Extracted data entries:
** Begin **
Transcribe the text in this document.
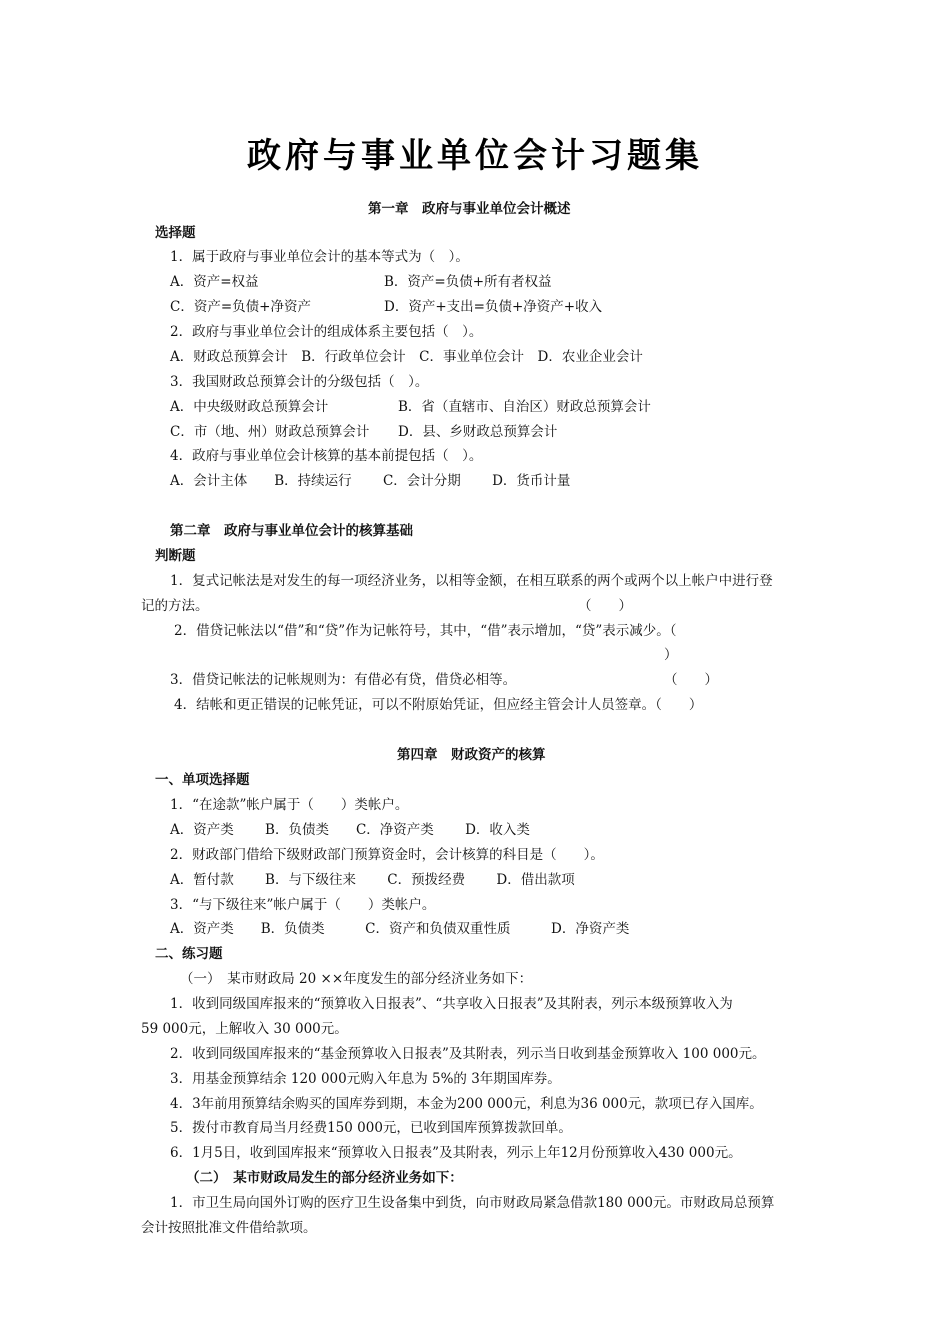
政府与事业单位会计习题集
第一章　政府与事业单位会计概述
选择题
1．属于政府与事业单位会计的基本等式为（　）。
A．资产=权益	B．资产=负债+所有者权益
C．资产=负债+净资产	D．资产+支出=负债+净资产+收入
2．政府与事业单位会计的组成体系主要包括（　）。
A．财政总预算会计　B．行政单位会计　C．事业单位会计　D．农业企业会计
3．我国财政总预算会计的分级包括（　）。
A．中央级财政总预算会计	B．省（直辖市、自治区）财政总预算会计
C．市（地、州）财政总预算会计 D．县、乡财政总预算会计
4．政府与事业单位会计核算的基本前提包括（　）。
A．会计主体　　B．持续运行　　 C．会计分期　　 D．货币计量
第二章　政府与事业单位会计的核算基础
判断题
1．复式记帐法是对发生的每一项经济业务，以相等金额，在相互联系的两个或两个以上帐户中进行登
记的方法。	（　　）
2．借贷记帐法以“借”和“贷”作为记帐符号，其中，“借”表示增加，“贷”表示减少。（
）
3．借贷记帐法的记帐规则为：有借必有贷，借贷必相等。	（　　）
4．结帐和更正错误的记帐凭证，可以不附原始凭证，但应经主管会计人员签章。（　　）
第四章　财政资产的核算
一、单项选择题
1．“在途款”帐户属于（　　）类帐户。
A．资产类　　 B．负债类　　C．净资产类　　 D．收入类
2．财政部门借给下级财政部门预算资金时，会计核算的科目是（　　）。
A．暂付款　　 B．与下级往来　　 C．预拨经费　　 D．借出款项
3．“与下级往来”帐户属于（　　）类帐户。
A．资产类　　B．负债类　　　C．资产和负债双重性质　　　D．净资产类
二、练习题
（一）　某市财政局 20 ××年度发生的部分经济业务如下：
1．收到同级国库报来的“预算收入日报表”、“共享收入日报表”及其附表，列示本级预算收入为
59 000元，上解收入 30 000元。
2．收到同级国库报来的“基金预算收入日报表”及其附表，列示当日收到基金预算收入 100 000元。
3．用基金预算结余 120 000元购入年息为 5%的 3年期国库券。
4．3年前用预算结余购买的国库券到期，本金为200 000元，利息为36 000元，款项已存入国库。
5．拨付市教育局当月经费150 000元，已收到国库预算拨款回单。
6．1月5日，收到国库报来“预算收入日报表”及其附表，列示上年12月份预算收入430 000元。
（二）　某市财政局发生的部分经济业务如下：
1．市卫生局向国外订购的医疗卫生设备集中到货，向市财政局紧急借款180 000元。市财政局总预算
会计按照批准文件借给款项。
** End **
Task to carry out –
Select the lines in this material that hold the word "与下级往来", leaving none out.

Exercise response –
A．暂付款　　 B．与下级往来　　 C．预拨经费　　 D．借出款项
3．“与下级往来”帐户属于（　　）类帐户。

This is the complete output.